* [Exercise prompt]
Transcribe the records that follow in their entirety, omitting any pictures.

(Extracted records)
· · · ·
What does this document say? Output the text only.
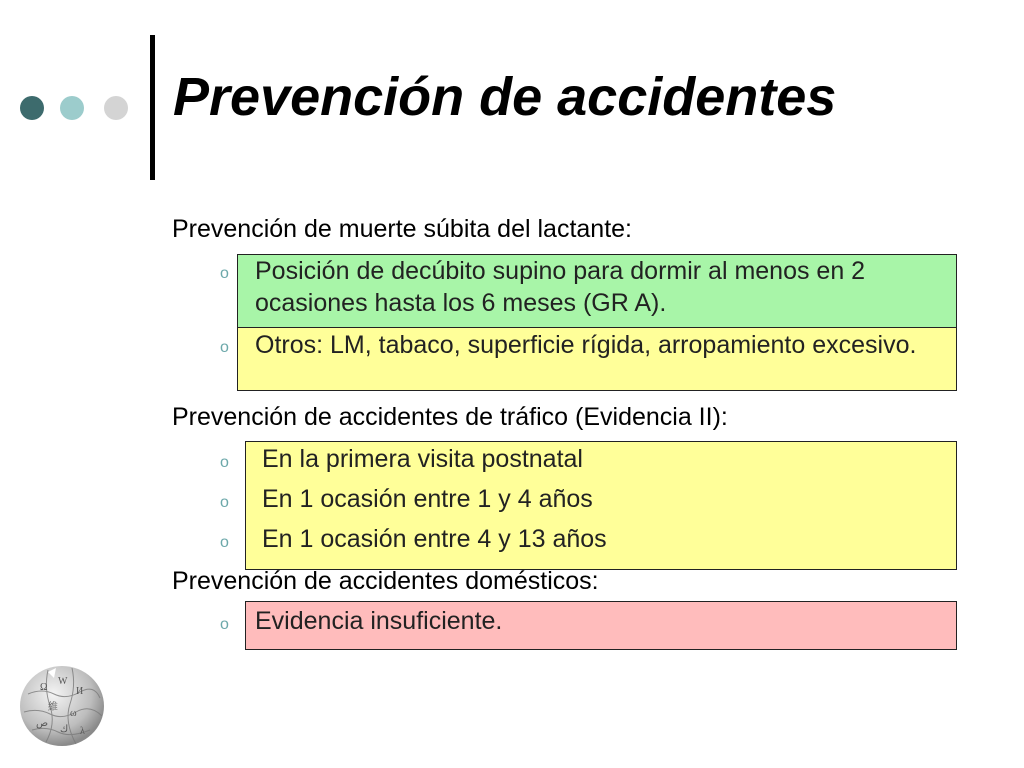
Prevención de accidentes
Prevención de muerte súbita del lactante:
o Posición de decúbito supino para dormir al menos en 2 ocasiones hasta los 6 meses (GR A).
o Otros: LM, tabaco, superficie rígida, arropamiento excesivo.
Prevención de accidentes de tráfico (Evidencia II):
o En la primera visita postnatal
o En 1 ocasión entre 1 y 4 años
o En 1 ocasión entre 4 y 13 años
Prevención de accidentes domésticos:
o Evidencia insuficiente.
Ω
W
И
維
ω
ص
ك λ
· · · ·
* [Result for this exercise]
What does this document say? Output the text only.
Prevención de accidentes
Prevención de muerte súbita del lactante:
o Posición de decúbito supino para dormir al menos en 2 ocasiones hasta los 6 meses (GR A).
o Otros: LM, tabaco, superficie rígida, arropamiento excesivo.
Prevención de accidentes de tráfico (Evidencia II):
o En la primera visita postnatal
o En 1 ocasión entre 1 y 4 años
o En 1 ocasión entre 4 y 13 años
Prevención de accidentes domésticos:
o Evidencia insuficiente.
Ω
W
И
維
ω
ص
ك λ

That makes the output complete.